Assigned task:
Looking through the data below, work out how many lines have the word "limb". Reply with that number only.

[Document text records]
◇ ◇ ◇
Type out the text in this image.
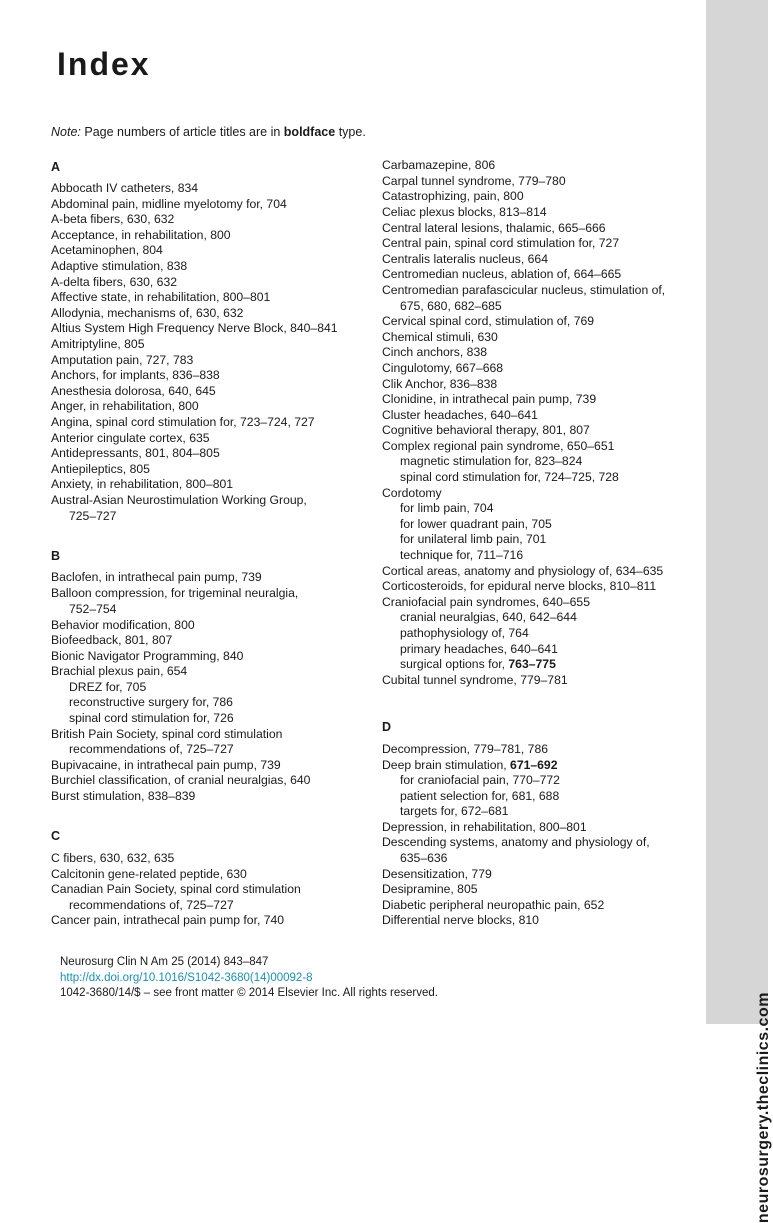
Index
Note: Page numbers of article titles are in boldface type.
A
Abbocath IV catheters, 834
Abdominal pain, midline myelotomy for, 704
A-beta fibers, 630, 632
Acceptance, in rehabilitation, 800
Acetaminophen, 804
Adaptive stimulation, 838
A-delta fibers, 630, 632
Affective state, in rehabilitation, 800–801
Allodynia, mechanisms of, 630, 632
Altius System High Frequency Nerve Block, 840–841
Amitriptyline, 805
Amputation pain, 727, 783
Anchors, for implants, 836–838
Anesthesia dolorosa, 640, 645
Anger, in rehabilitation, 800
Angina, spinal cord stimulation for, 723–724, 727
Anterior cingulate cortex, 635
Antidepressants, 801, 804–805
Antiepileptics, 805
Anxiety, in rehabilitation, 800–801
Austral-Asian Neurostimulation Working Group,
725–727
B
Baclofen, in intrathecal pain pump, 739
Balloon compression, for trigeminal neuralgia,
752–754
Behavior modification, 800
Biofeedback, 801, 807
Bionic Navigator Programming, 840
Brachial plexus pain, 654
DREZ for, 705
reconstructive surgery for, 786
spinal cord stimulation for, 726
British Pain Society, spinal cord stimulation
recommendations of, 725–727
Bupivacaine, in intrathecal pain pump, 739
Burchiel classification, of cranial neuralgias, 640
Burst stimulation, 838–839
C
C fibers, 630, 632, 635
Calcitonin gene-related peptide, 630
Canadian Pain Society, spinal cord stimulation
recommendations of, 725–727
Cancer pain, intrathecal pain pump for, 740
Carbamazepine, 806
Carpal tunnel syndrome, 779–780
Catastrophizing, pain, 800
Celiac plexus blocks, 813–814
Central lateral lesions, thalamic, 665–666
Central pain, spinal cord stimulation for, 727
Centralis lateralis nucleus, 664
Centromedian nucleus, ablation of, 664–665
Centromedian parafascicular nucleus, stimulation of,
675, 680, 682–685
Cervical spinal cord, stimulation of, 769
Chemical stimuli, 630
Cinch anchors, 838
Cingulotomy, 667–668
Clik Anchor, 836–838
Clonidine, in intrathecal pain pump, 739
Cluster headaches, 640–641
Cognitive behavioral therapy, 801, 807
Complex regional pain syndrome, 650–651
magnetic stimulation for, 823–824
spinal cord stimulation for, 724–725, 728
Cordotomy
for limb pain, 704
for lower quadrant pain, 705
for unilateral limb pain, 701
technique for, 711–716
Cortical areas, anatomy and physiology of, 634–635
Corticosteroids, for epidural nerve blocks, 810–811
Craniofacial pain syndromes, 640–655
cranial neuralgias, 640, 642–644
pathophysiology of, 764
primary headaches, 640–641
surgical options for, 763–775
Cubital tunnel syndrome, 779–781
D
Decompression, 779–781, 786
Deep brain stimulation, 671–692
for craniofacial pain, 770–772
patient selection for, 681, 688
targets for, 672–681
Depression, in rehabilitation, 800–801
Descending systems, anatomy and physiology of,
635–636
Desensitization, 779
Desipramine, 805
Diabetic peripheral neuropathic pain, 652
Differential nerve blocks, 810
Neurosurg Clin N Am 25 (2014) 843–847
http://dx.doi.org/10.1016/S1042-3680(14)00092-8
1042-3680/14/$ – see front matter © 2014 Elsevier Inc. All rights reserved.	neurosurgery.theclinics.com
◇ ◇ ◇
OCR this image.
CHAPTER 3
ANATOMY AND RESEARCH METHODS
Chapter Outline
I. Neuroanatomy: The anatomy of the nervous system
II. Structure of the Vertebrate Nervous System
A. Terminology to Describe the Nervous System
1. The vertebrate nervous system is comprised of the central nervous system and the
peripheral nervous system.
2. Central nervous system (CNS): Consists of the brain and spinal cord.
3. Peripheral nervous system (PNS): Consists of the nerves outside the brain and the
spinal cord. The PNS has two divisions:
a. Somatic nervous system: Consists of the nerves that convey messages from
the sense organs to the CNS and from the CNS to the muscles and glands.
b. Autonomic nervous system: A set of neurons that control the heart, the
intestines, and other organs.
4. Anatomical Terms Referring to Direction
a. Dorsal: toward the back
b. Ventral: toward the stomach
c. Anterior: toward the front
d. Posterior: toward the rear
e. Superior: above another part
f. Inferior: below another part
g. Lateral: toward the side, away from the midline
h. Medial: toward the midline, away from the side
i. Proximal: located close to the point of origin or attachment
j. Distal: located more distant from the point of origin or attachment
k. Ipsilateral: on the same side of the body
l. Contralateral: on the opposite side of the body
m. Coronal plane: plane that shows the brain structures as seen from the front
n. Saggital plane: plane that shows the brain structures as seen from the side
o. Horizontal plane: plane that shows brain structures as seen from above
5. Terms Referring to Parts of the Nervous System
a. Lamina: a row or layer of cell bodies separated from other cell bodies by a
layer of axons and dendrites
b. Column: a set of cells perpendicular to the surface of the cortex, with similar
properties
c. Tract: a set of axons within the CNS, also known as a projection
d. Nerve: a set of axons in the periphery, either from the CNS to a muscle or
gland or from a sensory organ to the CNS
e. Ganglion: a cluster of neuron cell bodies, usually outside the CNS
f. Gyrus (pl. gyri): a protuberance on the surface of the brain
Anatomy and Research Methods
◇ ◇ ◇
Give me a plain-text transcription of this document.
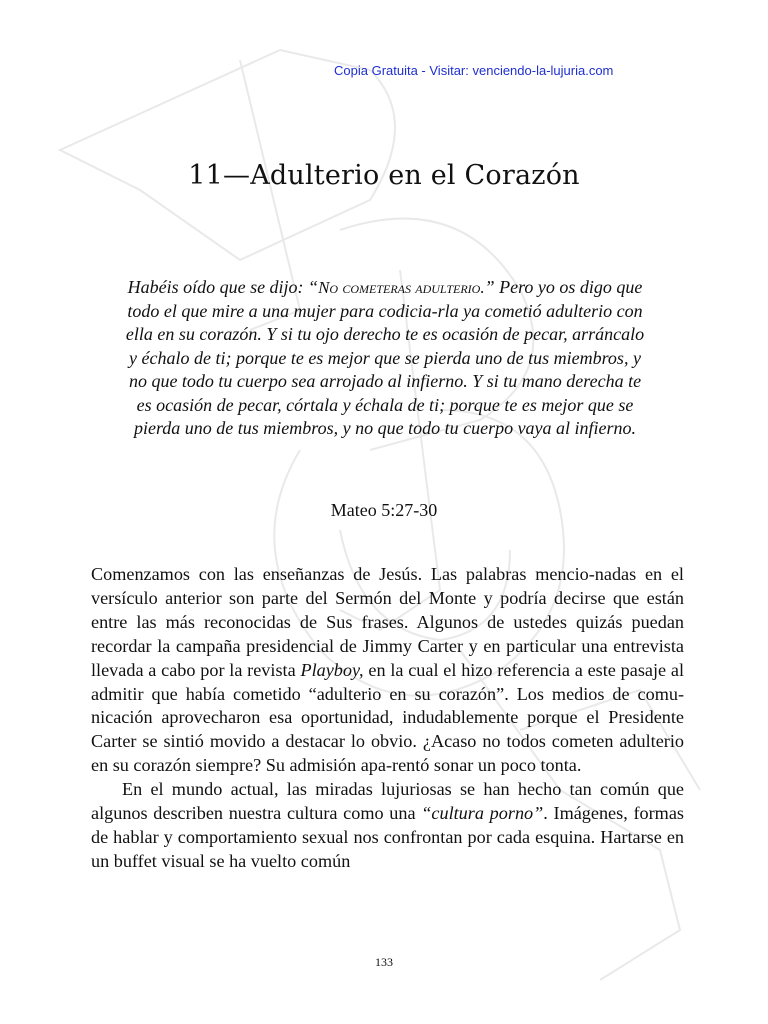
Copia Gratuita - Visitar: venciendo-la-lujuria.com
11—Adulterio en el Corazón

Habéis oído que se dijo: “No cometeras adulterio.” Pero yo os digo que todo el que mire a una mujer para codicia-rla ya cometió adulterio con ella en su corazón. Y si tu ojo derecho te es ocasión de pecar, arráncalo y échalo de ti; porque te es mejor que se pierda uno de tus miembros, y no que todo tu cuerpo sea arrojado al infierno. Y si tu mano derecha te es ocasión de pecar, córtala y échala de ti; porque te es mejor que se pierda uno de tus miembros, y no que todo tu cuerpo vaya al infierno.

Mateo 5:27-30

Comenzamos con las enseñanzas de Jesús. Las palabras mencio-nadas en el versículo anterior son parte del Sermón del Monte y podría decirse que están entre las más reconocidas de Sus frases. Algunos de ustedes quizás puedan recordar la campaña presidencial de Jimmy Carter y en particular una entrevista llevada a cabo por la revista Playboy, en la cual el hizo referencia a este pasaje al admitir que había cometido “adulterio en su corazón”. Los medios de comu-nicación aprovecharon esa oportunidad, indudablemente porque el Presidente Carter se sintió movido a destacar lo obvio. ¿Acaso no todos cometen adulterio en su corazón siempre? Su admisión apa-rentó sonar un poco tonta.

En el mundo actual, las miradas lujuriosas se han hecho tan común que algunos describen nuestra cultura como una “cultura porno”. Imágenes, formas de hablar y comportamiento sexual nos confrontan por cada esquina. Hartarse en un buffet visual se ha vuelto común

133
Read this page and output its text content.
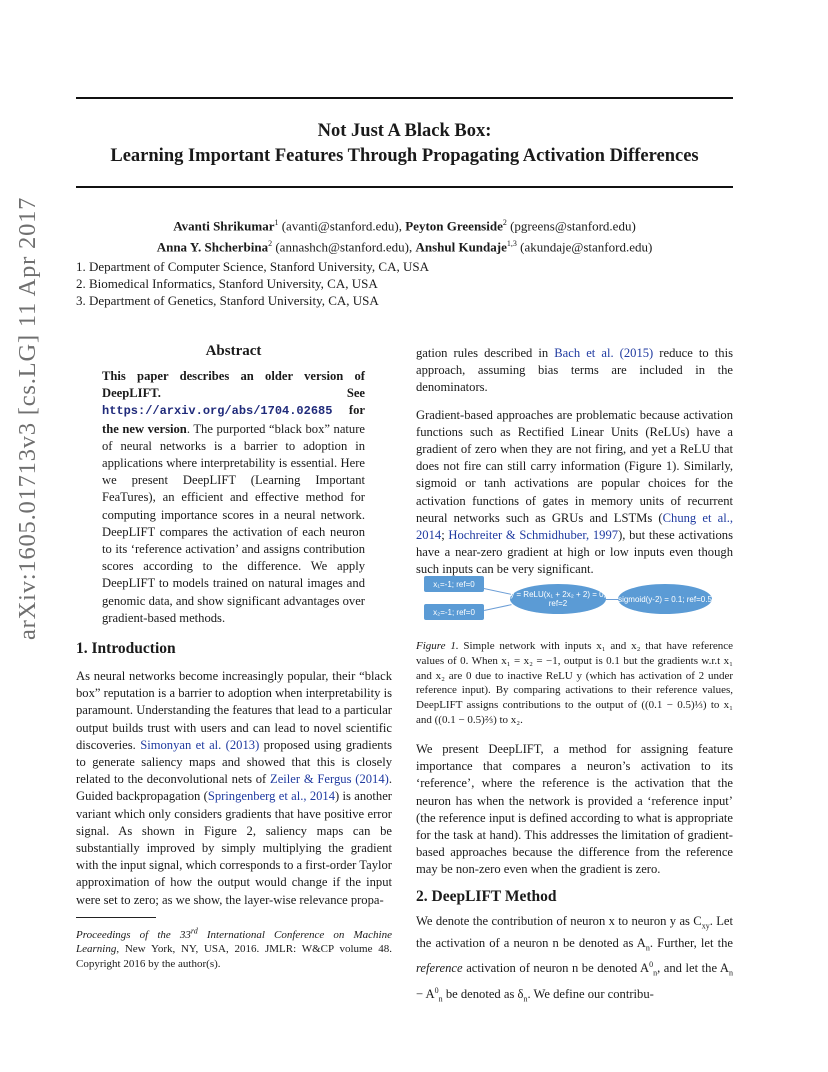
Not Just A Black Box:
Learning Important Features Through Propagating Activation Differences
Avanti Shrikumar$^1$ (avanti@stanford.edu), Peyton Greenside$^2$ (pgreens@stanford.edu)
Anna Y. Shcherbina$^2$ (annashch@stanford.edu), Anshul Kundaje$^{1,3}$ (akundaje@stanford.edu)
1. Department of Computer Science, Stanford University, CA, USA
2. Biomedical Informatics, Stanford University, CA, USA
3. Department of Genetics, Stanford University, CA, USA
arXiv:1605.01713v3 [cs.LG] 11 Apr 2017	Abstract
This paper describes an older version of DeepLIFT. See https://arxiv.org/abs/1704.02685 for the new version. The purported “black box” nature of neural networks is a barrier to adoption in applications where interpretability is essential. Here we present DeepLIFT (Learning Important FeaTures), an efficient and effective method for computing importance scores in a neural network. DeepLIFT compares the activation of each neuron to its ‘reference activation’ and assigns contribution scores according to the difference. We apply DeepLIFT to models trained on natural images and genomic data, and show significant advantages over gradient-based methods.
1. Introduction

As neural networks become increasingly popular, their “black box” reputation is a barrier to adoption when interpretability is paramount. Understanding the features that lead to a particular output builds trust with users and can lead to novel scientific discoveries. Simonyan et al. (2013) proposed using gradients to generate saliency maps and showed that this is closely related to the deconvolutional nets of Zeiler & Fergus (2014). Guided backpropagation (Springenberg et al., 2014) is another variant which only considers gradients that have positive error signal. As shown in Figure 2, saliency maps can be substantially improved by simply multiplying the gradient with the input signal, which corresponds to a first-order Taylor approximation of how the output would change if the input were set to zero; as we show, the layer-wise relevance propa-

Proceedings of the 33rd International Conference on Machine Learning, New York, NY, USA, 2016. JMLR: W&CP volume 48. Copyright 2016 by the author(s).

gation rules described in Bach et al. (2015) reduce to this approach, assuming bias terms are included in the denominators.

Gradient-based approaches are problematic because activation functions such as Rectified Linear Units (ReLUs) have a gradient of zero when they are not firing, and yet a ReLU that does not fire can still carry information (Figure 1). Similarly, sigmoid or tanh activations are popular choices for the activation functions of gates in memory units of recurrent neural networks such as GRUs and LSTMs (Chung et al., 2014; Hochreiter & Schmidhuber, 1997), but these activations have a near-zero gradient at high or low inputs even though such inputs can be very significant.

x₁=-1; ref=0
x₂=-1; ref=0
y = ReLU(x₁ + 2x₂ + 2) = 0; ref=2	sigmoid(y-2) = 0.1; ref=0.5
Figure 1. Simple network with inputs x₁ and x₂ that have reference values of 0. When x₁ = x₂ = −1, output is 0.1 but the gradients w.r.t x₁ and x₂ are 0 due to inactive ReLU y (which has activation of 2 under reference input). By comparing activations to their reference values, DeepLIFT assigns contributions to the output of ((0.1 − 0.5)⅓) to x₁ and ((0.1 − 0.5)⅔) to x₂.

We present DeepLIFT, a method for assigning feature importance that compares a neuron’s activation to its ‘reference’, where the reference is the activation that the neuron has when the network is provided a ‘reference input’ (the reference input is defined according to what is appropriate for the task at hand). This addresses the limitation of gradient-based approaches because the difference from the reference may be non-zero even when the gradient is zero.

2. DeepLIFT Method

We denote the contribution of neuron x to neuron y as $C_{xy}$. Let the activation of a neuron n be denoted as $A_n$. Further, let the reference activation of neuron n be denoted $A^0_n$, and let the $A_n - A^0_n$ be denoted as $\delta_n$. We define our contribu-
◇ ◇ ◇
Answer box:
2